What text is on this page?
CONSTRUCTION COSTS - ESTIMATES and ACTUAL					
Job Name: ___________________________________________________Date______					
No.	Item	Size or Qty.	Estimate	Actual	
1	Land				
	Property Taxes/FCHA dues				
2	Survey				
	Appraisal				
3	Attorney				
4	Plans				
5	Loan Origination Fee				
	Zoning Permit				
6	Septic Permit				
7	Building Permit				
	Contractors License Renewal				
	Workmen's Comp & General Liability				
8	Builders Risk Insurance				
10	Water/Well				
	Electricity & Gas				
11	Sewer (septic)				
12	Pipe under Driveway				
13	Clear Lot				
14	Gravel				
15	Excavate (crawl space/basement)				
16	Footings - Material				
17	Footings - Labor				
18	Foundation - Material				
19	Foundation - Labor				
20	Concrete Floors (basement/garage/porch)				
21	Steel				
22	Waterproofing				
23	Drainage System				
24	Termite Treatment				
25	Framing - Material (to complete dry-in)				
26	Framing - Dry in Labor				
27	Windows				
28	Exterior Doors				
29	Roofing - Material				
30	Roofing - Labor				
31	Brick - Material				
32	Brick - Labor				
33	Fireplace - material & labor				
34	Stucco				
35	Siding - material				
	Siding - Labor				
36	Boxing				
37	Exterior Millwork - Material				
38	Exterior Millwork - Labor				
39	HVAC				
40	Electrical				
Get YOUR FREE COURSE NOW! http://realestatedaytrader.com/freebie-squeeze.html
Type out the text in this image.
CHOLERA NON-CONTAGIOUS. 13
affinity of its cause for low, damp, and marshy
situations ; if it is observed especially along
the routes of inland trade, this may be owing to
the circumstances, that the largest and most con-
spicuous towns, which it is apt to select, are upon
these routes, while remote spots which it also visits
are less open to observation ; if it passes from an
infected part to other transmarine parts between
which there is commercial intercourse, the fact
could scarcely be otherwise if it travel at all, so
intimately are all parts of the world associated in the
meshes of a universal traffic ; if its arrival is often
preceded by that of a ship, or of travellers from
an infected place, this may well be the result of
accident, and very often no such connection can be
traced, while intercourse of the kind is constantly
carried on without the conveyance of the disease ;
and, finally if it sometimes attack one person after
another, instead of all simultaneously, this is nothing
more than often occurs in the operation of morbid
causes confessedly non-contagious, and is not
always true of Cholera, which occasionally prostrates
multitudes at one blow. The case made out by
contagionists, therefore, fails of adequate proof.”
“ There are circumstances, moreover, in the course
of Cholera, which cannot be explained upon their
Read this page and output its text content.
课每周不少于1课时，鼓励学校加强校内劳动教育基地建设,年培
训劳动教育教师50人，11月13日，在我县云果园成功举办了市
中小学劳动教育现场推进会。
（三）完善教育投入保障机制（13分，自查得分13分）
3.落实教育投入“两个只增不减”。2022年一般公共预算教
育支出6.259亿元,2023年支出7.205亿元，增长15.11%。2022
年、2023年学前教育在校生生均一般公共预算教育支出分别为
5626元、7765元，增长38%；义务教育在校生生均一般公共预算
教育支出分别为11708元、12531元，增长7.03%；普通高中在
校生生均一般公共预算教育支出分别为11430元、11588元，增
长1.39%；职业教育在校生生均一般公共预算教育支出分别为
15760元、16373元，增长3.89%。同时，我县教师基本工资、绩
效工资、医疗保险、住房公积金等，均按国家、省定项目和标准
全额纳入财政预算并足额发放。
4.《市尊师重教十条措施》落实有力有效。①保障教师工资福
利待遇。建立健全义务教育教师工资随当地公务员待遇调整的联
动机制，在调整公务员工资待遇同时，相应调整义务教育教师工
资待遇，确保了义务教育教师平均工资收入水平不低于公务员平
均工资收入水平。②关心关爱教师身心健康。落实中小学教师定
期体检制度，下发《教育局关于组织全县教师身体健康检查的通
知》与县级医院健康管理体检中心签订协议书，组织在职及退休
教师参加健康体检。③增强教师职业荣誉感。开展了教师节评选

- _Task requirements_:
From the data, list each line in which the string "Permit" appears.

- _Written solution_:
	Zoning Permit				
6	Septic Permit				
7	Building Permit				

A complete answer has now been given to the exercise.